§ **Exercise task**
Wherever the word "문경전통시장" shows up in a line, please copy that line.

--- Data to use ---

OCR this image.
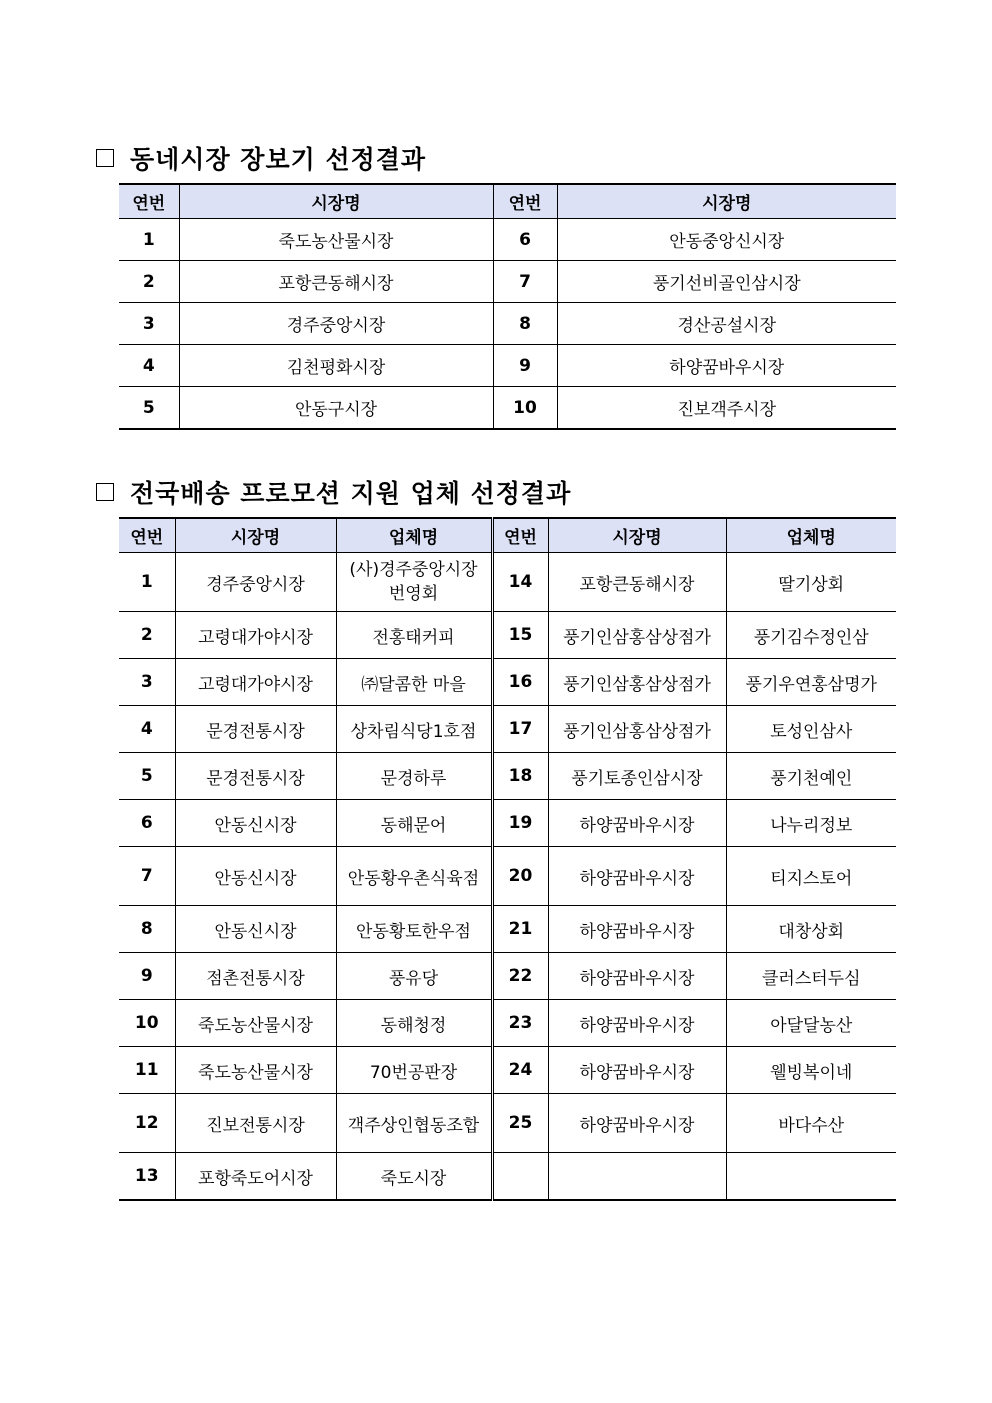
동네시장 장보기 선정결과
연번	시장명	연번	시장명
1	죽도농산물시장	6	안동중앙신시장
2	포항큰동해시장	7	풍기선비골인삼시장
3	경주중앙시장	8	경산공설시장
4	김천평화시장	9	하양꿈바우시장
5	안동구시장	10	진보객주시장
전국배송 프로모션 지원 업체 선정결과
연번	시장명	업체명	연번	시장명	업체명
1	경주중앙시장	(사)경주중앙시장
번영회	14	포항큰동해시장	딸기상회
2	고령대가야시장	전홍태커피	15	풍기인삼홍삼상점가	풍기김수정인삼
3	고령대가야시장	㈜달콤한 마을	16	풍기인삼홍삼상점가	풍기우연홍삼명가
4	문경전통시장	상차림식당1호점	17	풍기인삼홍삼상점가	토성인삼사
5	문경전통시장	문경하루	18	풍기토종인삼시장	풍기천예인
6	안동신시장	동해문어	19	하양꿈바우시장	나누리정보
7	안동신시장	안동황우촌식육점	20	하양꿈바우시장	티지스토어
8	안동신시장	안동황토한우점	21	하양꿈바우시장	대창상회
9	점촌전통시장	풍유당	22	하양꿈바우시장	클러스터두심
10	죽도농산물시장	동해청정	23	하양꿈바우시장	아달달농산
11	죽도농산물시장	70번공판장	24	하양꿈바우시장	웰빙복이네
12	진보전통시장	객주상인협동조합	25	하양꿈바우시장	바다수산
13	포항죽도어시장	죽도시장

---

§ **Task result**
4	문경전통시장	상차림식당1호점	17	풍기인삼홍삼상점가	토성인삼사
5	문경전통시장	문경하루	18	풍기토종인삼시장	풍기천예인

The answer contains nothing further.